__WHAT YOU SHOULD DO__. Locate each line containing the string "آنها" and copy it out.

__GIVEN DATA__.
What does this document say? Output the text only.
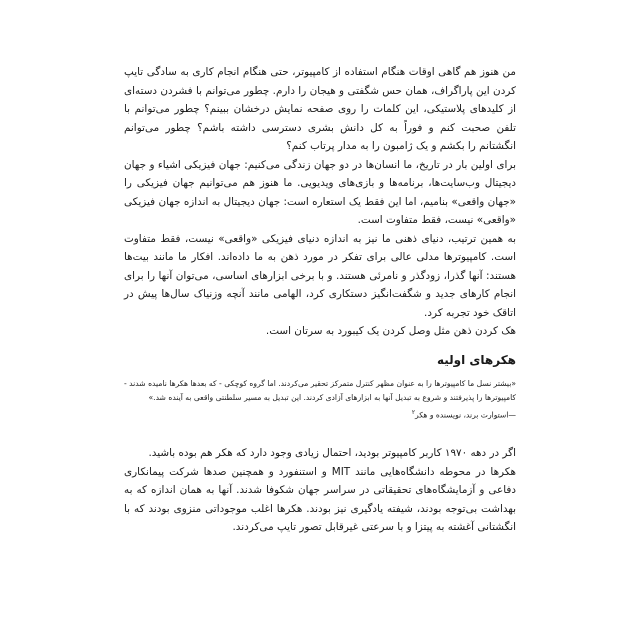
من هنوز هم گاهی اوقات هنگام استفاده از کامپیوتر، حتی هنگام انجام کاری به سادگی تایپ کردن این پاراگراف، همان حس شگفتی و هیجان را دارم. چطور می‌توانم با فشردن دسته‌ای از کلیدهای پلاستیکی، این کلمات را روی صفحه نمایش درخشان ببینم؟ چطور می‌توانم با تلفن صحبت کنم و فوراً به کل دانش بشری دسترسی داشته باشم؟ چطور می‌توانم انگشتانم را بکشم و یک ژامبون را به مدار پرتاب کنم؟

برای اولین بار در تاریخ، ما انسان‌ها در دو جهان زندگی می‌کنیم: جهان فیزیکی اشیاء و جهان دیجیتال وب‌سایت‌ها، برنامه‌ها و بازی‌های ویدیویی. ما هنوز هم می‌توانیم جهان فیزیکی را «جهان واقعی» بنامیم، اما این فقط یک استعاره است: جهان دیجیتال به اندازه جهان فیزیکی «واقعی» نیست، فقط متفاوت است.

به همین ترتیب، دنیای ذهنی ما نیز به اندازه دنیای فیزیکی «واقعی» نیست، فقط متفاوت است. کامپیوترها مدلی عالی برای تفکر در مورد ذهن به ما داده‌اند. افکار ما مانند بیت‌ها هستند: آنها گذرا، زودگذر و نامرئی هستند. و با برخی ابزارهای اساسی، می‌توان آنها را برای انجام کارهای جدید و شگفت‌انگیز دستکاری کرد، الهامی مانند آنچه وزنیاک سال‌ها پیش در اتاقک خود تجربه کرد.

هک کردن ذهن مثل وصل کردن یک کیبورد به سرتان است.

هکرهای اولیه

«بیشتر نسل ما کامپیوترها را به عنوان مظهر کنترل متمرکز تحقیر می‌کردند. اما گروه کوچکی - که بعدها هکرها نامیده شدند - کامپیوترها را پذیرفتند و شروع به تبدیل آنها به ابزارهای آزادی کردند. این تبدیل به مسیر سلطنتی واقعی به آینده شد.»

—استوارت برند، نویسنده و هکر$^۲$

اگر در دهه ۱۹۷۰ کاربر کامپیوتر بودید، احتمال زیادی وجود دارد که هکر هم بوده باشید.

هکرها در محوطه دانشگاه‌هایی مانند MIT و استنفورد و همچنین صدها شرکت پیمانکاری دفاعی و آزمایشگاه‌های تحقیقاتی در سراسر جهان شکوفا شدند. آنها به همان اندازه که به بهداشت بی‌توجه بودند، شیفته یادگیری نیز بودند. هکرها اغلب موجوداتی منزوی بودند که با انگشتانی آغشته به پیتزا و با سرعتی غیرقابل تصور تایپ می‌کردند.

__TASK SOLUTION__.
به همین ترتیب، دنیای ذهنی ما نیز به اندازه دنیای فیزیکی «واقعی» نیست، فقط متفاوت است. کامپیوترها مدلی عالی برای تفکر در مورد ذهن به ما داده‌اند. افکار ما مانند بیت‌ها هستند: آنها گذرا، زودگذر و نامرئی هستند. و با برخی ابزارهای اساسی، می‌توان آنها را برای انجام کارهای جدید و شگفت‌انگیز دستکاری کرد، الهامی مانند آنچه وزنیاک سال‌ها پیش در اتاقک خود تجربه کرد.
«بیشتر نسل ما کامپیوترها را به عنوان مظهر کنترل متمرکز تحقیر می‌کردند. اما گروه کوچکی - که بعدها هکرها نامیده شدند - کامپیوترها را پذیرفتند و شروع به تبدیل آنها به ابزارهای آزادی کردند. این تبدیل به مسیر سلطنتی واقعی به آینده شد.»
هکرها در محوطه دانشگاه‌هایی مانند MIT و استنفورد و همچنین صدها شرکت پیمانکاری دفاعی و آزمایشگاه‌های تحقیقاتی در سراسر جهان شکوفا شدند. آنها به همان اندازه که به بهداشت بی‌توجه بودند، شیفته یادگیری نیز بودند. هکرها اغلب موجوداتی منزوی بودند که با انگشتانی آغشته به پیتزا و با سرعتی غیرقابل تصور تایپ می‌کردند.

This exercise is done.